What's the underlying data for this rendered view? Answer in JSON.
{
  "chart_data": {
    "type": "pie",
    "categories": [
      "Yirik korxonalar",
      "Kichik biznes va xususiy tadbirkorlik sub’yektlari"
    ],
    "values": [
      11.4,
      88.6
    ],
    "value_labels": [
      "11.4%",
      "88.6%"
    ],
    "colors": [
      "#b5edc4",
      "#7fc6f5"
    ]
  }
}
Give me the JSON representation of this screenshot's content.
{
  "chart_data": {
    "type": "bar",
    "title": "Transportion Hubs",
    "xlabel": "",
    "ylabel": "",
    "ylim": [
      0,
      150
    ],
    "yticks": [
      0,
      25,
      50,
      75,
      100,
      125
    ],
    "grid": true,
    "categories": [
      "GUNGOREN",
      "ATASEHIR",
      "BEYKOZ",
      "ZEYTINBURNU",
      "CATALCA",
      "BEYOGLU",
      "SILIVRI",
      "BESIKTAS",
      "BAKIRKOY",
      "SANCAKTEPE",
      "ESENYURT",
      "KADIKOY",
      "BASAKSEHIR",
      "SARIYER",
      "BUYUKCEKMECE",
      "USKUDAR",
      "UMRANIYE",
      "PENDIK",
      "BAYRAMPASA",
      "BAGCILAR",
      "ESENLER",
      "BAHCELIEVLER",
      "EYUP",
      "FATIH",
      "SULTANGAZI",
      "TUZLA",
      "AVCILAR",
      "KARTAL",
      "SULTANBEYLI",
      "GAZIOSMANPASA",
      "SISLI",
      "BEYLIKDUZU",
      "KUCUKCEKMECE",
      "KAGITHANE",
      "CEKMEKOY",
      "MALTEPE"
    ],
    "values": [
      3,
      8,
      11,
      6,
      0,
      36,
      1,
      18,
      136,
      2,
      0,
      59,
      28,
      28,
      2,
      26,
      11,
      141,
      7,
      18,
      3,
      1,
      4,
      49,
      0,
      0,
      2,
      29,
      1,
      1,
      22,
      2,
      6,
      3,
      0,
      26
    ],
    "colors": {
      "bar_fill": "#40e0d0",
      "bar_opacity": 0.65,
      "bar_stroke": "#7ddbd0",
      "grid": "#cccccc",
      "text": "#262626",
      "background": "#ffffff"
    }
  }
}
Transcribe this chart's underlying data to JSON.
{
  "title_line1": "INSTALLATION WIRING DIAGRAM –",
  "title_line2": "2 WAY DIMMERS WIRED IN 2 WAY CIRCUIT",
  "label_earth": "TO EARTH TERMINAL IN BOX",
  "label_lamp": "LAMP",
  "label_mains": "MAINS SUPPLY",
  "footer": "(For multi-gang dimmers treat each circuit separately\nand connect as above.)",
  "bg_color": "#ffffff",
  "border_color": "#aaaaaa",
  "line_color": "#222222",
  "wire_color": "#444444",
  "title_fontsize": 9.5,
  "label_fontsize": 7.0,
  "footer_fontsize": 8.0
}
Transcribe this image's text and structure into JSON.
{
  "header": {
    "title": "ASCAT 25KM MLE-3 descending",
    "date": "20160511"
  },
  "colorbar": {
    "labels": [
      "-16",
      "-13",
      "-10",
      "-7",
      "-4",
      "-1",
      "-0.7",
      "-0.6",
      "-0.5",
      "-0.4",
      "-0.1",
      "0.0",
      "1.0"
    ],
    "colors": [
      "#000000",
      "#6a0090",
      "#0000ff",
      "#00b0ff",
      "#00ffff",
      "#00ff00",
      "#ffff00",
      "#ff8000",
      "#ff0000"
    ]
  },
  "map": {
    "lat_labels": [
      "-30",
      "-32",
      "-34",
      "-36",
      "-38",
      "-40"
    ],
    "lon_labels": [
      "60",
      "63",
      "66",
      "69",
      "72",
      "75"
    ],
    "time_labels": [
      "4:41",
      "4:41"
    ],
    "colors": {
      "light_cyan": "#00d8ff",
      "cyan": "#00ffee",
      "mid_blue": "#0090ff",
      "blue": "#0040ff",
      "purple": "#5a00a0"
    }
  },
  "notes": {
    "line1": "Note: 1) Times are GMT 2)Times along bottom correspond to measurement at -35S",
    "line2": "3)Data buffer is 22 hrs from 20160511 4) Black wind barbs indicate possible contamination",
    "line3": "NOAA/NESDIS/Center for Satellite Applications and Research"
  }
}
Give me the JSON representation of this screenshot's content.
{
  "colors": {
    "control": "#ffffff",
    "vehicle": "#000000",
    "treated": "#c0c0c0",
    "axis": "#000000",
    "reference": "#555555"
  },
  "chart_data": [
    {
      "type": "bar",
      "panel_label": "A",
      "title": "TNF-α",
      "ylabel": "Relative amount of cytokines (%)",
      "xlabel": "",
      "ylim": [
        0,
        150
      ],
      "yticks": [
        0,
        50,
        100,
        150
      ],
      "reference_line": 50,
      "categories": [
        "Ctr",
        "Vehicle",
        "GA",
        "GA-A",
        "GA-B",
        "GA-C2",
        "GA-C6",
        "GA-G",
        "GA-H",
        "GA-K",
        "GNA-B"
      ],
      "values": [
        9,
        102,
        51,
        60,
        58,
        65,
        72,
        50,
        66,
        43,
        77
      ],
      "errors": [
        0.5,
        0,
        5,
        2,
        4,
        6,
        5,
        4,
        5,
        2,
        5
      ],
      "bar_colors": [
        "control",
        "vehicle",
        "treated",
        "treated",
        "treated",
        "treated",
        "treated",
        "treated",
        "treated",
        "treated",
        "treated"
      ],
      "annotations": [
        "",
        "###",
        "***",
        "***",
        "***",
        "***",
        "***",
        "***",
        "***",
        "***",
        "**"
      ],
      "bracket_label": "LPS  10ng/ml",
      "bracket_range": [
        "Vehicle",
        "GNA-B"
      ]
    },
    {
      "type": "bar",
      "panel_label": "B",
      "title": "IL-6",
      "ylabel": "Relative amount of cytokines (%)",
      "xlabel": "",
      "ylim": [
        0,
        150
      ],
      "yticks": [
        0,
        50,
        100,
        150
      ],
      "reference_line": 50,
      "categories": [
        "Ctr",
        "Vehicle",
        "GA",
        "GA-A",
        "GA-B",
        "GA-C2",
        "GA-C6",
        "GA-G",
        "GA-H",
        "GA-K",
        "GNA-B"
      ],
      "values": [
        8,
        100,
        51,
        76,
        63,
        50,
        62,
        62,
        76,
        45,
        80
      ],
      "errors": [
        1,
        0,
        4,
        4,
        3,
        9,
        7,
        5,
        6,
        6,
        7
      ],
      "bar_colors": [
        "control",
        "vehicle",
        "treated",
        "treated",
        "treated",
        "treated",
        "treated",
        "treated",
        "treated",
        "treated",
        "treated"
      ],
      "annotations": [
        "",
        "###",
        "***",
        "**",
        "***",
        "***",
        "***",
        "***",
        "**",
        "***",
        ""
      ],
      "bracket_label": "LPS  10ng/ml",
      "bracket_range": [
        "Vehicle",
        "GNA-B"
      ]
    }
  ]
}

**GOAL**
Across the preceding material, how many lines contain the word "JSON"? State the number alone.

**FULL RESPONSE**
5